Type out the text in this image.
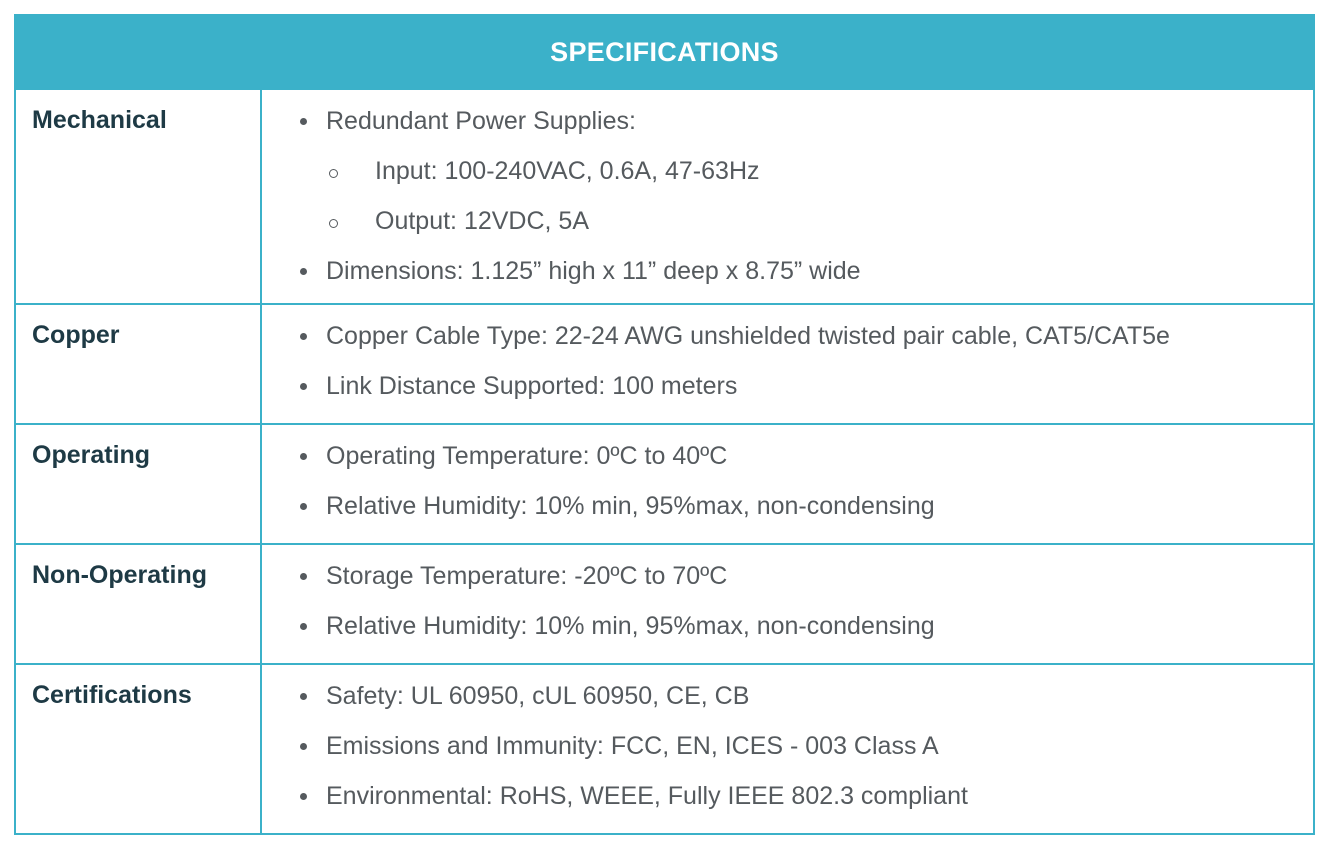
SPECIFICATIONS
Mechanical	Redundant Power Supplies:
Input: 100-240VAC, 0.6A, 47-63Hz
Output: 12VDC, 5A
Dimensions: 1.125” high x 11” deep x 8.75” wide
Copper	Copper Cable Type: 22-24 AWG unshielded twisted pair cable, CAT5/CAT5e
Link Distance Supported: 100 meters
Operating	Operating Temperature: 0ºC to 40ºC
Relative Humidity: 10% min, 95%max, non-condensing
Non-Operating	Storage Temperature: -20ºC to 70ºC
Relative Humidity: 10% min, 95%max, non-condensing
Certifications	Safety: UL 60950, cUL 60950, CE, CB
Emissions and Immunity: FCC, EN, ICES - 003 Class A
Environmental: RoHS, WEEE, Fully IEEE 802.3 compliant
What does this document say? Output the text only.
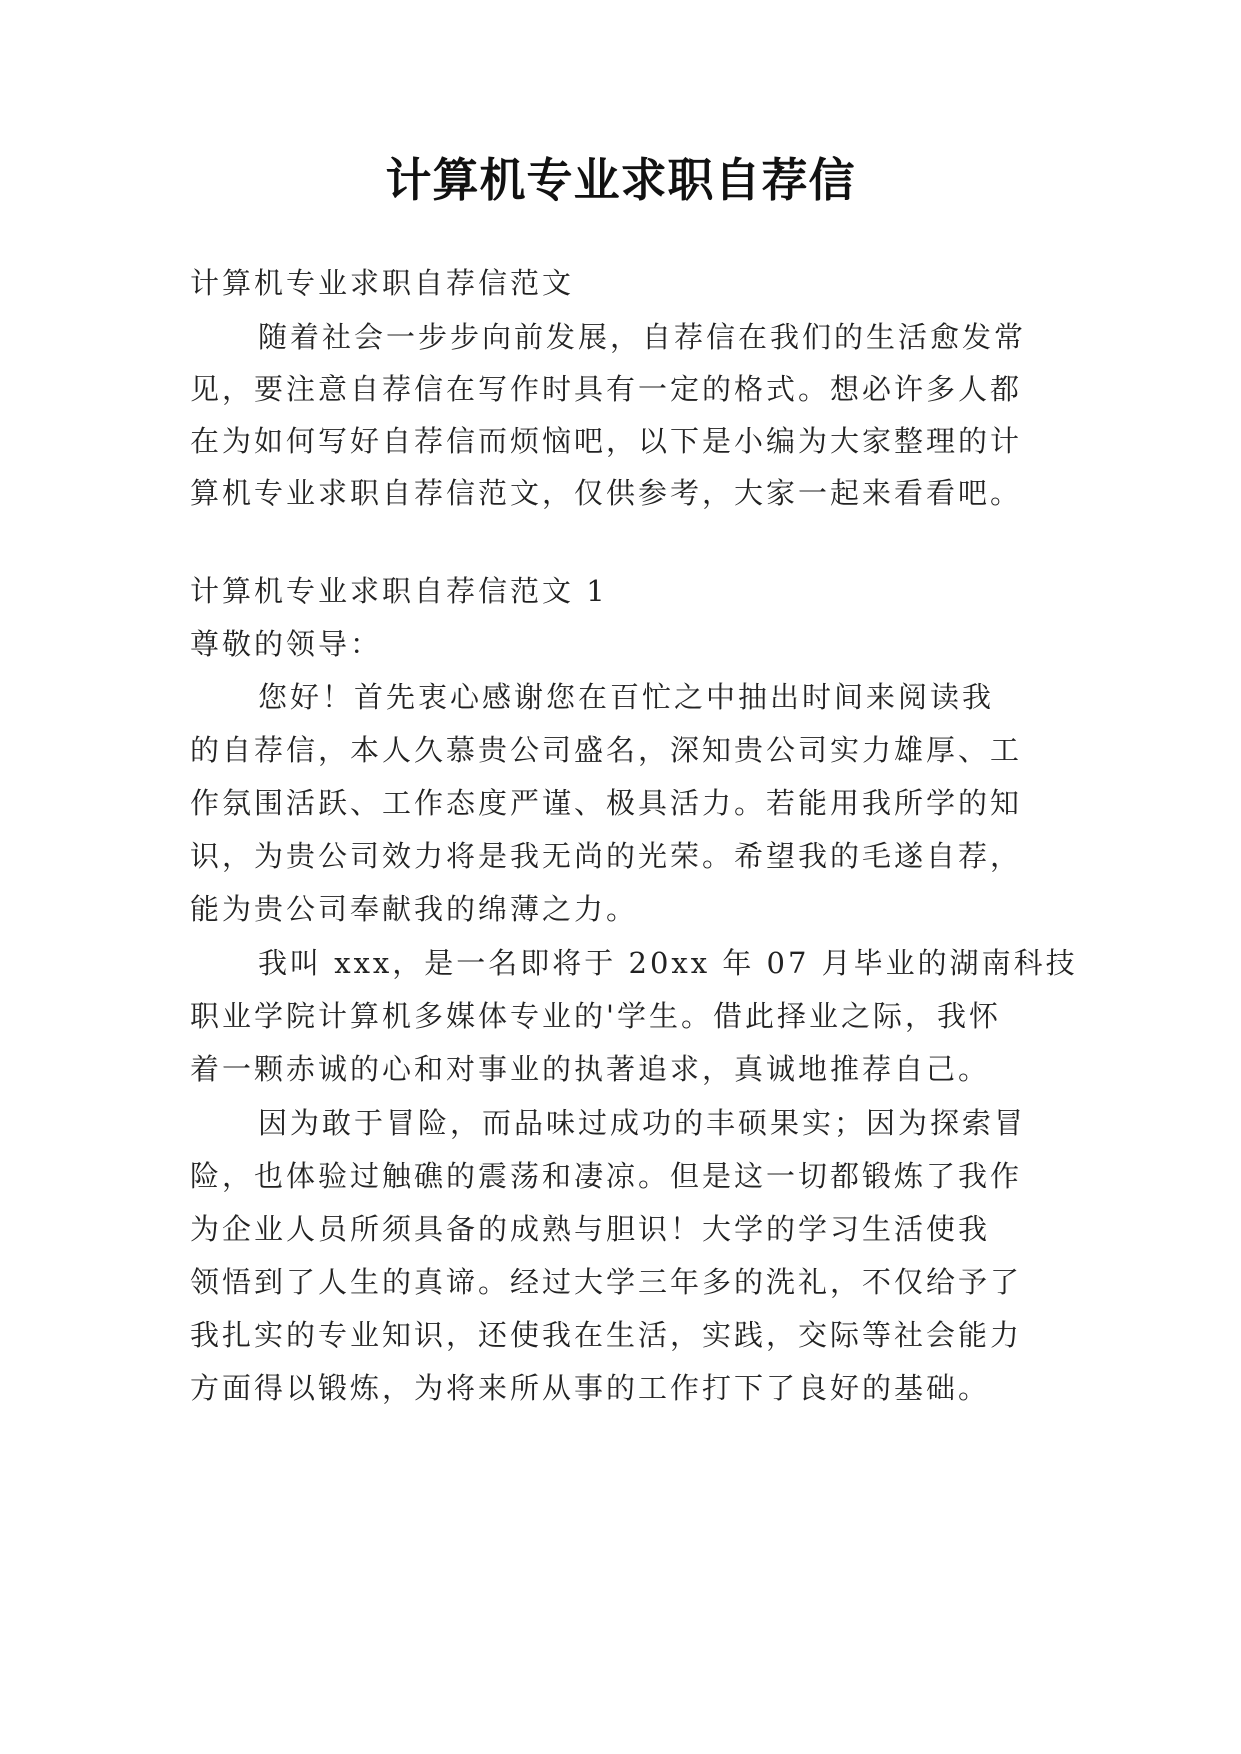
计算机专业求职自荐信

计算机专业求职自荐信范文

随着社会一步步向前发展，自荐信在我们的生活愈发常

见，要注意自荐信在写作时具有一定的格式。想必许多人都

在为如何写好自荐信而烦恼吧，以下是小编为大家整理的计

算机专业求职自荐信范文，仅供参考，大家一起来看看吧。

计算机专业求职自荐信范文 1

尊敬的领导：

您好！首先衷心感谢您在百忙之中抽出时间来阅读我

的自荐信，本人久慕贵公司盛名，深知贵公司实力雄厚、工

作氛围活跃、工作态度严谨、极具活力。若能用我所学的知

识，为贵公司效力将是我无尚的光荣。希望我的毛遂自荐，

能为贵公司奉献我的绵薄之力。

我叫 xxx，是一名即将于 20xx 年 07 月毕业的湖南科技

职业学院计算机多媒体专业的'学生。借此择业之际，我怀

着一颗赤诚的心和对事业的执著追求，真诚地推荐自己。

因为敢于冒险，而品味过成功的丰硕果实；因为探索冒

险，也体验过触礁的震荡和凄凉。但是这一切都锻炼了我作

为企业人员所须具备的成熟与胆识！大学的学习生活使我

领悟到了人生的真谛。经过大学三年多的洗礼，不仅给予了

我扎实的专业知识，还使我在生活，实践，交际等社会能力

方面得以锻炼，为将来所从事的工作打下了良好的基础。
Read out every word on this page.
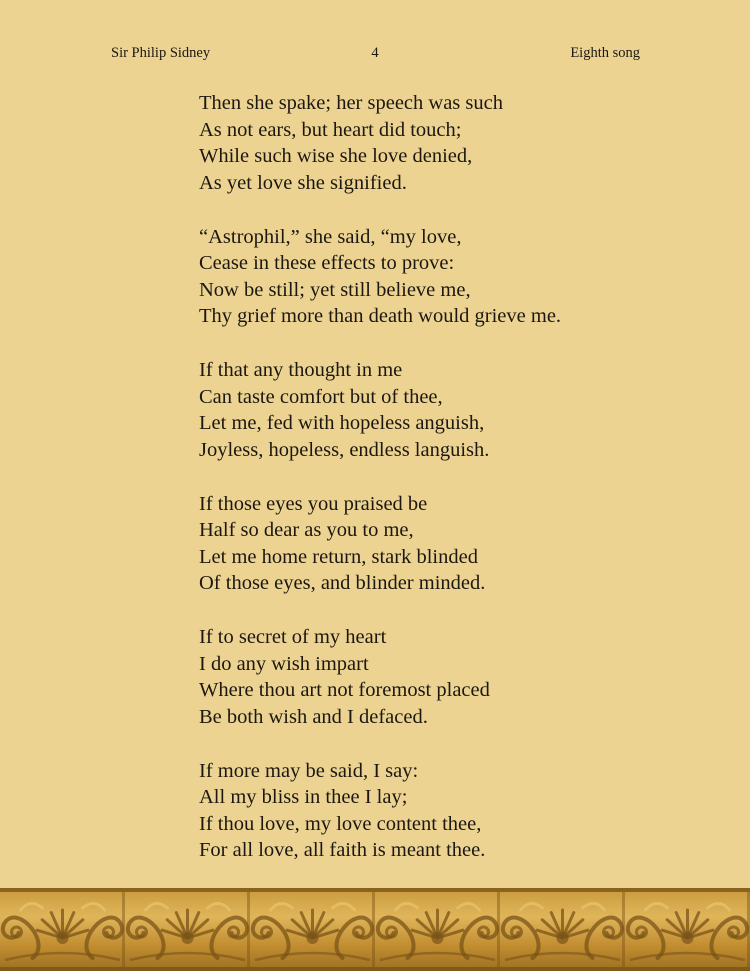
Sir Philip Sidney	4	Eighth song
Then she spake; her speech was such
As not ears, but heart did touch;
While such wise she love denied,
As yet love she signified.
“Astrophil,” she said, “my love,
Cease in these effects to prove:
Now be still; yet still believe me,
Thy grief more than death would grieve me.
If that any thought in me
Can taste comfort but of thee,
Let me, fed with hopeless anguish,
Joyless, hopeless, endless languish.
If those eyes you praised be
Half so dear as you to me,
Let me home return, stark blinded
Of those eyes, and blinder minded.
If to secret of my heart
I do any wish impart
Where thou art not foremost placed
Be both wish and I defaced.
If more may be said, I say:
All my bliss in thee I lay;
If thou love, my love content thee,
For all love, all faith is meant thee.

--- Job ---
What is needed is an exact reproduction of the data, pictures excluded.

--- Task answer ---
Type out the text in this image.
SPECIFICATIONS
Mechanical	Redundant Power Supplies:
Input: 100-240VAC, 0.6A, 47-63Hz
Output: 12VDC, 5A
Dimensions: 1.125” high x 11” deep x 8.75” wide
Copper	Copper Cable Type: 22-24 AWG unshielded twisted pair cable, CAT5/CAT5e
Link Distance Supported: 100 meters
Operating	Operating Temperature: 0ºC to 40ºC
Relative Humidity: 10% min, 95%max, non-condensing
Non-Operating	Storage Temperature: -20ºC to 70ºC
Relative Humidity: 10% min, 95%max, non-condensing
Certifications	Safety: UL 60950, cUL 60950, CE, CB
Emissions and Immunity: FCC, EN, ICES - 003 Class A
Environmental: RoHS, WEEE, Fully IEEE 802.3 compliant
What does this document say? Output the text only.
计算机专业求职自荐信

计算机专业求职自荐信范文

随着社会一步步向前发展，自荐信在我们的生活愈发常

见，要注意自荐信在写作时具有一定的格式。想必许多人都

在为如何写好自荐信而烦恼吧，以下是小编为大家整理的计

算机专业求职自荐信范文，仅供参考，大家一起来看看吧。

计算机专业求职自荐信范文 1

尊敬的领导：

您好！首先衷心感谢您在百忙之中抽出时间来阅读我

的自荐信，本人久慕贵公司盛名，深知贵公司实力雄厚、工

作氛围活跃、工作态度严谨、极具活力。若能用我所学的知

识，为贵公司效力将是我无尚的光荣。希望我的毛遂自荐，

能为贵公司奉献我的绵薄之力。

我叫 xxx，是一名即将于 20xx 年 07 月毕业的湖南科技

职业学院计算机多媒体专业的'学生。借此择业之际，我怀

着一颗赤诚的心和对事业的执著追求，真诚地推荐自己。

因为敢于冒险，而品味过成功的丰硕果实；因为探索冒

险，也体验过触礁的震荡和凄凉。但是这一切都锻炼了我作

为企业人员所须具备的成熟与胆识！大学的学习生活使我

领悟到了人生的真谛。经过大学三年多的洗礼，不仅给予了

我扎实的专业知识，还使我在生活，实践，交际等社会能力

方面得以锻炼，为将来所从事的工作打下了良好的基础。
Read out every word on this page.
Sir Philip Sidney	4	Eighth song
Then she spake; her speech was such
As not ears, but heart did touch;
While such wise she love denied,
As yet love she signified.
“Astrophil,” she said, “my love,
Cease in these effects to prove:
Now be still; yet still believe me,
Thy grief more than death would grieve me.
If that any thought in me
Can taste comfort but of thee,
Let me, fed with hopeless anguish,
Joyless, hopeless, endless languish.
If those eyes you praised be
Half so dear as you to me,
Let me home return, stark blinded
Of those eyes, and blinder minded.
If to secret of my heart
I do any wish impart
Where thou art not foremost placed
Be both wish and I defaced.
If more may be said, I say:
All my bliss in thee I lay;
If thou love, my love content thee,
For all love, all faith is meant thee.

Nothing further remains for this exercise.